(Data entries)

════════════════

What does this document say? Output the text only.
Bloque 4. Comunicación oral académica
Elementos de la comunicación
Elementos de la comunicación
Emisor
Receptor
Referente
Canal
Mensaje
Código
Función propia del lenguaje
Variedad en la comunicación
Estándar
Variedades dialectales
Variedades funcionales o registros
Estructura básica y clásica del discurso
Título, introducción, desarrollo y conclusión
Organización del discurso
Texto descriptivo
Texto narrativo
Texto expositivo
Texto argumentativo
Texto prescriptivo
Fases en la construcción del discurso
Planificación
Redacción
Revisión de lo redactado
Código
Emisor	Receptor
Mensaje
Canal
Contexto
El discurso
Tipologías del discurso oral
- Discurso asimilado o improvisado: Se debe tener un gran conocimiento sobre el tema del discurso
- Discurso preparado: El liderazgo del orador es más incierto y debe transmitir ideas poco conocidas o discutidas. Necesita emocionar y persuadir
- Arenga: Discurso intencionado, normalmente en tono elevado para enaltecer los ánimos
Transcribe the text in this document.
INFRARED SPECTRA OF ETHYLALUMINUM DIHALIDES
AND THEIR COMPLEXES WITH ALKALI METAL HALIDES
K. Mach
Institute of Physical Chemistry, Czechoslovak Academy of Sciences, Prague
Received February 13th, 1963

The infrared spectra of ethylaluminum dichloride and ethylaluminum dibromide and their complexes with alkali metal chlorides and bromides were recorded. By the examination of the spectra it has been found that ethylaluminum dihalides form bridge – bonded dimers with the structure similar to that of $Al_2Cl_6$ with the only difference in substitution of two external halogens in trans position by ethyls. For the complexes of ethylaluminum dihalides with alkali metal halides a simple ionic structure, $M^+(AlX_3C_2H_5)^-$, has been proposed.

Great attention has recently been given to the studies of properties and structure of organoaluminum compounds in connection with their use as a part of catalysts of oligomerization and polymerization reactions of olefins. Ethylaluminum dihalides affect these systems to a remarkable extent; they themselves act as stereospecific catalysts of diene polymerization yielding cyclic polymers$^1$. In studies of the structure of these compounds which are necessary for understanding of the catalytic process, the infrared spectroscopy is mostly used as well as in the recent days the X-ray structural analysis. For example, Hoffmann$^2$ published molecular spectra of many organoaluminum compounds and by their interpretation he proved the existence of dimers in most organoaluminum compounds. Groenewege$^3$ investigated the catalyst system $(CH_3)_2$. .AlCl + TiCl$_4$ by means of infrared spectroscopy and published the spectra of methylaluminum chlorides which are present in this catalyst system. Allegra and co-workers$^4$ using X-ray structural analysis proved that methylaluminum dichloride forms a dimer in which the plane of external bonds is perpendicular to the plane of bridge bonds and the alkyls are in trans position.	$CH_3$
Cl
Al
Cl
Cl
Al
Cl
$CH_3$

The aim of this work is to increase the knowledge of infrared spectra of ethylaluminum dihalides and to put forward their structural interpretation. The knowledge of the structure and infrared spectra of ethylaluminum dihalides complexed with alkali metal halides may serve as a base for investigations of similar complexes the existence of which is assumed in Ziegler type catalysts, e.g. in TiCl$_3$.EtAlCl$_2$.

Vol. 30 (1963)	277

════════════════

## REQUIRED TASK
Each line in the material above must be retyped without alteration.

## TASK OUTPUT
What does this document say? Output the text only.
Bloque 4. Comunicación oral académica
Elementos de la comunicación
Elementos de la comunicación
Emisor
Receptor
Referente
Canal
Mensaje
Código
Función propia del lenguaje
Variedad en la comunicación
Estándar
Variedades dialectales
Variedades funcionales o registros
Estructura básica y clásica del discurso
Título, introducción, desarrollo y conclusión
Organización del discurso
Texto descriptivo
Texto narrativo
Texto expositivo
Texto argumentativo
Texto prescriptivo
Fases en la construcción del discurso
Planificación
Redacción
Revisión de lo redactado
Código
Emisor	Receptor
Mensaje
Canal
Contexto
El discurso
Tipologías del discurso oral
- Discurso asimilado o improvisado: Se debe tener un gran conocimiento sobre el tema del discurso
- Discurso preparado: El liderazgo del orador es más incierto y debe transmitir ideas poco conocidas o discutidas. Necesita emocionar y persuadir
- Arenga: Discurso intencionado, normalmente en tono elevado para enaltecer los ánimos
Transcribe the text in this document.
INFRARED SPECTRA OF ETHYLALUMINUM DIHALIDES
AND THEIR COMPLEXES WITH ALKALI METAL HALIDES
K. Mach
Institute of Physical Chemistry, Czechoslovak Academy of Sciences, Prague
Received February 13th, 1963

The infrared spectra of ethylaluminum dichloride and ethylaluminum dibromide and their complexes with alkali metal chlorides and bromides were recorded. By the examination of the spectra it has been found that ethylaluminum dihalides form bridge – bonded dimers with the structure similar to that of $Al_2Cl_6$ with the only difference in substitution of two external halogens in trans position by ethyls. For the complexes of ethylaluminum dihalides with alkali metal halides a simple ionic structure, $M^+(AlX_3C_2H_5)^-$, has been proposed.

Great attention has recently been given to the studies of properties and structure of organoaluminum compounds in connection with their use as a part of catalysts of oligomerization and polymerization reactions of olefins. Ethylaluminum dihalides affect these systems to a remarkable extent; they themselves act as stereospecific catalysts of diene polymerization yielding cyclic polymers$^1$. In studies of the structure of these compounds which are necessary for understanding of the catalytic process, the infrared spectroscopy is mostly used as well as in the recent days the X-ray structural analysis. For example, Hoffmann$^2$ published molecular spectra of many organoaluminum compounds and by their interpretation he proved the existence of dimers in most organoaluminum compounds. Groenewege$^3$ investigated the catalyst system $(CH_3)_2$. .AlCl + TiCl$_4$ by means of infrared spectroscopy and published the spectra of methylaluminum chlorides which are present in this catalyst system. Allegra and co-workers$^4$ using X-ray structural analysis proved that methylaluminum dichloride forms a dimer in which the plane of external bonds is perpendicular to the plane of bridge bonds and the alkyls are in trans position.	$CH_3$
Cl
Al
Cl
Cl
Al
Cl
$CH_3$

The aim of this work is to increase the knowledge of infrared spectra of ethylaluminum dihalides and to put forward their structural interpretation. The knowledge of the structure and infrared spectra of ethylaluminum dihalides complexed with alkali metal halides may serve as a base for investigations of similar complexes the existence of which is assumed in Ziegler type catalysts, e.g. in TiCl$_3$.EtAlCl$_2$.

Vol. 30 (1963)	277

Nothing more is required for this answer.